::: Provided data

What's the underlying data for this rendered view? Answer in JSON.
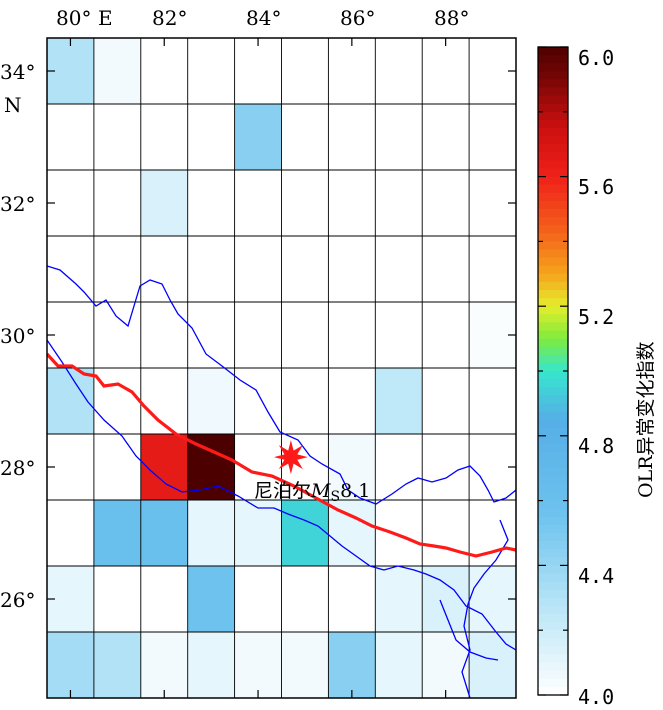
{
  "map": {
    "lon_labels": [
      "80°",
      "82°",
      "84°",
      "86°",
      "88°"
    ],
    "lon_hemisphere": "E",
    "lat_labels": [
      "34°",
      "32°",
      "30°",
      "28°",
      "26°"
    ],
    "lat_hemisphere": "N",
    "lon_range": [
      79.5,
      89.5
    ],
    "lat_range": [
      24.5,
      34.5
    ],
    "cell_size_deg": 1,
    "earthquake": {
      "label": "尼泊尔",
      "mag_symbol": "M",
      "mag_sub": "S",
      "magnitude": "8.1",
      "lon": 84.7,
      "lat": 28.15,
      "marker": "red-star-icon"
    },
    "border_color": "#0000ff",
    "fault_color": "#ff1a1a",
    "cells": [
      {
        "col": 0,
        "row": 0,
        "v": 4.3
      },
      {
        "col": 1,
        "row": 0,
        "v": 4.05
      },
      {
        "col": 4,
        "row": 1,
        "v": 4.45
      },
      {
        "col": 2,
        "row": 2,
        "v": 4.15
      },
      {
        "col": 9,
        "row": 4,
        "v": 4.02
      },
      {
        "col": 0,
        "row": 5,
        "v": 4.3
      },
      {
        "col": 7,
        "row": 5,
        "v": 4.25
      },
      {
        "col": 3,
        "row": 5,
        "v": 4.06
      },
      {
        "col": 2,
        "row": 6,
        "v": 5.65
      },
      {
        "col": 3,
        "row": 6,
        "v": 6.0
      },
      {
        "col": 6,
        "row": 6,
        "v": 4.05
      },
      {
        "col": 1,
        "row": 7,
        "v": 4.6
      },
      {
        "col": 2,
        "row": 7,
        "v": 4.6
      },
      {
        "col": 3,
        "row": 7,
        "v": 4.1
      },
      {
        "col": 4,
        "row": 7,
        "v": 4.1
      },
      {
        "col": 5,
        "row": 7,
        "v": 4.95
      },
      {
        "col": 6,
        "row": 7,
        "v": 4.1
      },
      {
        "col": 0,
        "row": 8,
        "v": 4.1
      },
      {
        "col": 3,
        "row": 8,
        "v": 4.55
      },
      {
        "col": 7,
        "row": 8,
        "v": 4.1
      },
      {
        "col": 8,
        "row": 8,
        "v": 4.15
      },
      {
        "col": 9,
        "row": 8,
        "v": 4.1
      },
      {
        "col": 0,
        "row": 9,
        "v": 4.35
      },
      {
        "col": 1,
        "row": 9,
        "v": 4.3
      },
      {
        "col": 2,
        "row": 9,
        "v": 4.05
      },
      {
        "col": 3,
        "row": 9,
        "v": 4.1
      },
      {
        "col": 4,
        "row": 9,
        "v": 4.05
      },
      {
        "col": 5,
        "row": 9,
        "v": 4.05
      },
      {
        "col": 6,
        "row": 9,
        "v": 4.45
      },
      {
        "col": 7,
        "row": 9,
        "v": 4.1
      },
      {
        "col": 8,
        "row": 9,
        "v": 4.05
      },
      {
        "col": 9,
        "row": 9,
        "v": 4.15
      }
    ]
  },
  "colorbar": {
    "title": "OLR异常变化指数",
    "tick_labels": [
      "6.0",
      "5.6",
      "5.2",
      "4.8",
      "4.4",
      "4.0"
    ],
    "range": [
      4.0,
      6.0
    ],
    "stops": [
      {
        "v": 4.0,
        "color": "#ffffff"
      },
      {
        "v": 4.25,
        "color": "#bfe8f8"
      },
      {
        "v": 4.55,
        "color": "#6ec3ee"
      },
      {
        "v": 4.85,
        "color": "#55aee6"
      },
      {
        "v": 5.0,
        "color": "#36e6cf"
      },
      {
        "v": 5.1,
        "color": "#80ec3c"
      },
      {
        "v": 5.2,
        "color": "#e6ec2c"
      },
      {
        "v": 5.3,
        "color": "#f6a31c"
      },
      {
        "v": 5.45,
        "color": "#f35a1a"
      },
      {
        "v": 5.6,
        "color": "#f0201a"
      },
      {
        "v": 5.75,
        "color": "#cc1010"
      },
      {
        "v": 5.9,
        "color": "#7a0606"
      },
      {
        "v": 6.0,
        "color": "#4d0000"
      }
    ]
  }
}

::::::
::: Provided data

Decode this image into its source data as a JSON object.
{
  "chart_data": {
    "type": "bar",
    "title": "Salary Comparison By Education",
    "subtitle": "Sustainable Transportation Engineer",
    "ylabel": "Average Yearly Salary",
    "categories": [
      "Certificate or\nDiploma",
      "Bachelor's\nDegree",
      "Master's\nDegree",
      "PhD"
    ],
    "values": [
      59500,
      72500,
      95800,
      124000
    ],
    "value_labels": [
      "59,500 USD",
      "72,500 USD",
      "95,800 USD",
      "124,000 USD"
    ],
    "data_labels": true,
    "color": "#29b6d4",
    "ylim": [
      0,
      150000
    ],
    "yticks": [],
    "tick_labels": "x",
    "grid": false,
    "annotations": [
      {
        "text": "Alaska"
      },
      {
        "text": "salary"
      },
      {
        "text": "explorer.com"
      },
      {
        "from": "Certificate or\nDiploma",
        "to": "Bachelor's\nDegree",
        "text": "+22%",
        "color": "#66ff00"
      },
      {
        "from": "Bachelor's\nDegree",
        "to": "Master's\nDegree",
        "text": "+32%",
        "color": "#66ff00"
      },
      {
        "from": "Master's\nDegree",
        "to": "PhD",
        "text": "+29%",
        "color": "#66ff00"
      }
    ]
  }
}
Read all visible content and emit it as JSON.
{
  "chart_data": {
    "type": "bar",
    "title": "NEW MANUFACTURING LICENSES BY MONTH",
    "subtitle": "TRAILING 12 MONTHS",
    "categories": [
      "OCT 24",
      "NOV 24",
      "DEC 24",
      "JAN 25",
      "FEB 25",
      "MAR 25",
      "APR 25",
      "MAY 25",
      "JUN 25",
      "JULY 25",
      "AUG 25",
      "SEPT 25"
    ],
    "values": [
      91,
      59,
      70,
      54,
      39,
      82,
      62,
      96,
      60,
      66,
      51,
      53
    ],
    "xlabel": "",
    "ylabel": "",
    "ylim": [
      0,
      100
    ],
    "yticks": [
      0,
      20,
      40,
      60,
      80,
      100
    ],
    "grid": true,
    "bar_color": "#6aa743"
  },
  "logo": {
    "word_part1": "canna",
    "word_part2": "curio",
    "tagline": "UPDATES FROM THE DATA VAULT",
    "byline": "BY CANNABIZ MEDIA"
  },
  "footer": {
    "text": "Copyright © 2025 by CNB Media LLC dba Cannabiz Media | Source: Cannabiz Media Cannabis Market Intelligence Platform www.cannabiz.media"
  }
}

::::::
::: Provided data

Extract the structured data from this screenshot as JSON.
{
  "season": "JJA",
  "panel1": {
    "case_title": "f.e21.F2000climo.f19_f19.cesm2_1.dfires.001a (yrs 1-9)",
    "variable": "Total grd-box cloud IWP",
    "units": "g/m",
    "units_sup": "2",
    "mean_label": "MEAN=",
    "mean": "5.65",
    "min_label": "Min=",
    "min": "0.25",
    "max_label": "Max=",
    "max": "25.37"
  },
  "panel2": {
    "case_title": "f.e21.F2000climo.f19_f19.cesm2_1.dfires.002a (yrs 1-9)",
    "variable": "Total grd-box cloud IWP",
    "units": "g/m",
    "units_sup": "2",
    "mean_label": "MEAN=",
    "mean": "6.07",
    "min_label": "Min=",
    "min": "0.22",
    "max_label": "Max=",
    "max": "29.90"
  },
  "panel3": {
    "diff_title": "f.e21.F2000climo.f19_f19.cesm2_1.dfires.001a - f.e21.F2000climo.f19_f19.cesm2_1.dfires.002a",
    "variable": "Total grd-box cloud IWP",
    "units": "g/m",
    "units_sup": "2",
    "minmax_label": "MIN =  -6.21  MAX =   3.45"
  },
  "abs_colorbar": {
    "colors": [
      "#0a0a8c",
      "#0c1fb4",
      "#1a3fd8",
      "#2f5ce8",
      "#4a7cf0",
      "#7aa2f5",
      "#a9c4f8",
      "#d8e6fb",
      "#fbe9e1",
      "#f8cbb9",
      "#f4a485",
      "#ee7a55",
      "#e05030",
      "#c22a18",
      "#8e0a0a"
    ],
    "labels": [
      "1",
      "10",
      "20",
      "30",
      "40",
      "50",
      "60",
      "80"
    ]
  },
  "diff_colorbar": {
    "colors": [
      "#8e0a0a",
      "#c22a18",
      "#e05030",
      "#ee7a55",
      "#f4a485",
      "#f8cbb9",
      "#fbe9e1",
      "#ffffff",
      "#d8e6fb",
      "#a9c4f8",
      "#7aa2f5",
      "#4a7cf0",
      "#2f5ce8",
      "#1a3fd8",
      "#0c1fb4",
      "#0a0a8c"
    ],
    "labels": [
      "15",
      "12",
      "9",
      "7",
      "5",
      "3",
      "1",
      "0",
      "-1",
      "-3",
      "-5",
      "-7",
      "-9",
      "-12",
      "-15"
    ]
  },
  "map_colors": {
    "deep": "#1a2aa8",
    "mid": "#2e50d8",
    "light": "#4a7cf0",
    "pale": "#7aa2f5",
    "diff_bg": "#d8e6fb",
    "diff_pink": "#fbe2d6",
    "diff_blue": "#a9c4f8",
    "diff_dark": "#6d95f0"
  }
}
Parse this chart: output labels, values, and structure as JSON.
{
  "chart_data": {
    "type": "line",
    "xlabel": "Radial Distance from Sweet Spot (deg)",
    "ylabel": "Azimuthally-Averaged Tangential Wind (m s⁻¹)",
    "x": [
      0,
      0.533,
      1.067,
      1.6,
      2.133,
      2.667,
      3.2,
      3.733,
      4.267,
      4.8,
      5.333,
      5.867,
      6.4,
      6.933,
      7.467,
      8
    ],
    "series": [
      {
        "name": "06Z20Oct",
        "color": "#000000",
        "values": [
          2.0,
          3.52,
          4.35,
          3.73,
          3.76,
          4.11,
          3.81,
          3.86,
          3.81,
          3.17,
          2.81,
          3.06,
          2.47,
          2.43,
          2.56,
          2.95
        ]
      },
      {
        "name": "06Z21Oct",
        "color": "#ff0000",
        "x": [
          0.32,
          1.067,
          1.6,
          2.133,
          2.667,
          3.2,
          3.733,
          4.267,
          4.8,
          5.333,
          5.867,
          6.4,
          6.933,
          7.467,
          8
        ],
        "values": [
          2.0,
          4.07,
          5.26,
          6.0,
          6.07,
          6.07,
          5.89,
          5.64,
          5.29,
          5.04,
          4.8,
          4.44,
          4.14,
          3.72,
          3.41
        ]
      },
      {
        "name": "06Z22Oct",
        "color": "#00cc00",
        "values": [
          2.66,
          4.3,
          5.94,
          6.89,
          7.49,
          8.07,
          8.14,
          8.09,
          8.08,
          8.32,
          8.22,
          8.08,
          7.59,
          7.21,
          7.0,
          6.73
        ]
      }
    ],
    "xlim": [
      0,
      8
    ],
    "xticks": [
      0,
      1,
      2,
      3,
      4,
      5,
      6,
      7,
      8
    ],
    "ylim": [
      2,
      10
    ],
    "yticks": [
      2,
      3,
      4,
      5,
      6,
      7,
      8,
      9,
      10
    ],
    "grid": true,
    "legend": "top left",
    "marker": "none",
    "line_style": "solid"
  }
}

::::::

What is required
Select every line above that contains the word "dfires", and copy it.

Written response
    "case_title": "f.e21.F2000climo.f19_f19.cesm2_1.dfires.001a (yrs 1-9)",
    "case_title": "f.e21.F2000climo.f19_f19.cesm2_1.dfires.002a (yrs 1-9)",
    "diff_title": "f.e21.F2000climo.f19_f19.cesm2_1.dfires.001a - f.e21.F2000climo.f19_f19.cesm2_1.dfires.002a",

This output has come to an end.